Short problem
Pictures are not part of the copy; repeat everything else in the records exactly.
===============
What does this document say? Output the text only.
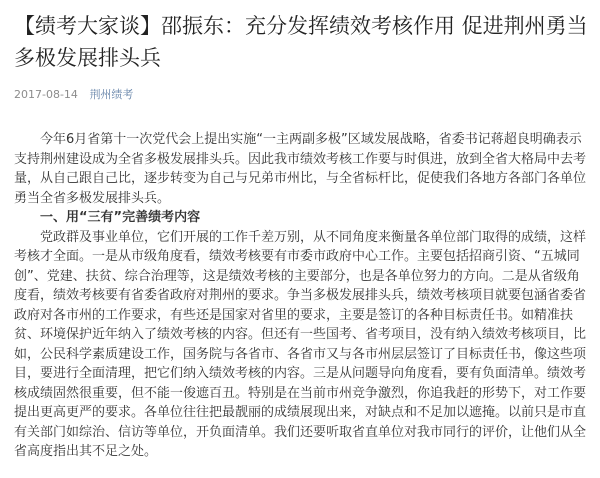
【绩考大家谈】邵振东：充分发挥绩效考核作用 促进荆州勇当多极发展排头兵
2017-08-14 荆州绩考

今年6月省第十一次党代会上提出实施“一主两副多极”区域发展战略，省委书记蒋超良明确表示支持荆州建设成为全省多极发展排头兵。因此我市绩效考核工作要与时俱进，放到全省大格局中去考量，从自己跟自己比，逐步转变为自己与兄弟市州比，与全省标杆比，促使我们各地方各部门各单位勇当全省多极发展排头兵。

一、用“三有”完善绩考内容

党政群及事业单位，它们开展的工作千差万别，从不同角度来衡量各单位部门取得的成绩，这样考核才全面。一是从市级角度看，绩效考核要有市委市政府中心工作。主要包括招商引资、“五城同创”、党建、扶贫、综合治理等，这是绩效考核的主要部分，也是各单位努力的方向。二是从省级角度看，绩效考核要有省委省政府对荆州的要求。争当多极发展排头兵，绩效考核项目就要包涵省委省政府对各市州的工作要求，有些还是国家对省里的要求，主要是签订的各种目标责任书。如精准扶贫、环境保护近年纳入了绩效考核的内容。但还有一些国考、省考项目，没有纳入绩效考核项目，比如，公民科学素质建设工作，国务院与各省市、各省市又与各市州层层签订了目标责任书，像这些项目，要进行全面清理，把它们纳入绩效考核的内容。三是从问题导向角度看，要有负面清单。绩效考核成绩固然很重要，但不能一俊遮百丑。特别是在当前市州竞争激烈，你追我赶的形势下，对工作要提出更高更严的要求。各单位往往把最靓丽的成绩展现出来，对缺点和不足加以遮掩。以前只是市直有关部门如综治、信访等单位，开负面清单。我们还要听取省直单位对我市同行的评价，让他们从全省高度指出其不足之处。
===============
Answer to this problem
What does this document say? Output the text only.
【绩考大家谈】邵振东：充分发挥绩效考核作用 促进荆州勇当多极发展排头兵
2017-08-14 荆州绩考

今年6月省第十一次党代会上提出实施“一主两副多极”区域发展战略，省委书记蒋超良明确表示支持荆州建设成为全省多极发展排头兵。因此我市绩效考核工作要与时俱进，放到全省大格局中去考量，从自己跟自己比，逐步转变为自己与兄弟市州比，与全省标杆比，促使我们各地方各部门各单位勇当全省多极发展排头兵。

一、用“三有”完善绩考内容

党政群及事业单位，它们开展的工作千差万别，从不同角度来衡量各单位部门取得的成绩，这样考核才全面。一是从市级角度看，绩效考核要有市委市政府中心工作。主要包括招商引资、“五城同创”、党建、扶贫、综合治理等，这是绩效考核的主要部分，也是各单位努力的方向。二是从省级角度看，绩效考核要有省委省政府对荆州的要求。争当多极发展排头兵，绩效考核项目就要包涵省委省政府对各市州的工作要求，有些还是国家对省里的要求，主要是签订的各种目标责任书。如精准扶贫、环境保护近年纳入了绩效考核的内容。但还有一些国考、省考项目，没有纳入绩效考核项目，比如，公民科学素质建设工作，国务院与各省市、各省市又与各市州层层签订了目标责任书，像这些项目，要进行全面清理，把它们纳入绩效考核的内容。三是从问题导向角度看，要有负面清单。绩效考核成绩固然很重要，但不能一俊遮百丑。特别是在当前市州竞争激烈，你追我赶的形势下，对工作要提出更高更严的要求。各单位往往把最靓丽的成绩展现出来，对缺点和不足加以遮掩。以前只是市直有关部门如综治、信访等单位，开负面清单。我们还要听取省直单位对我市同行的评价，让他们从全省高度指出其不足之处。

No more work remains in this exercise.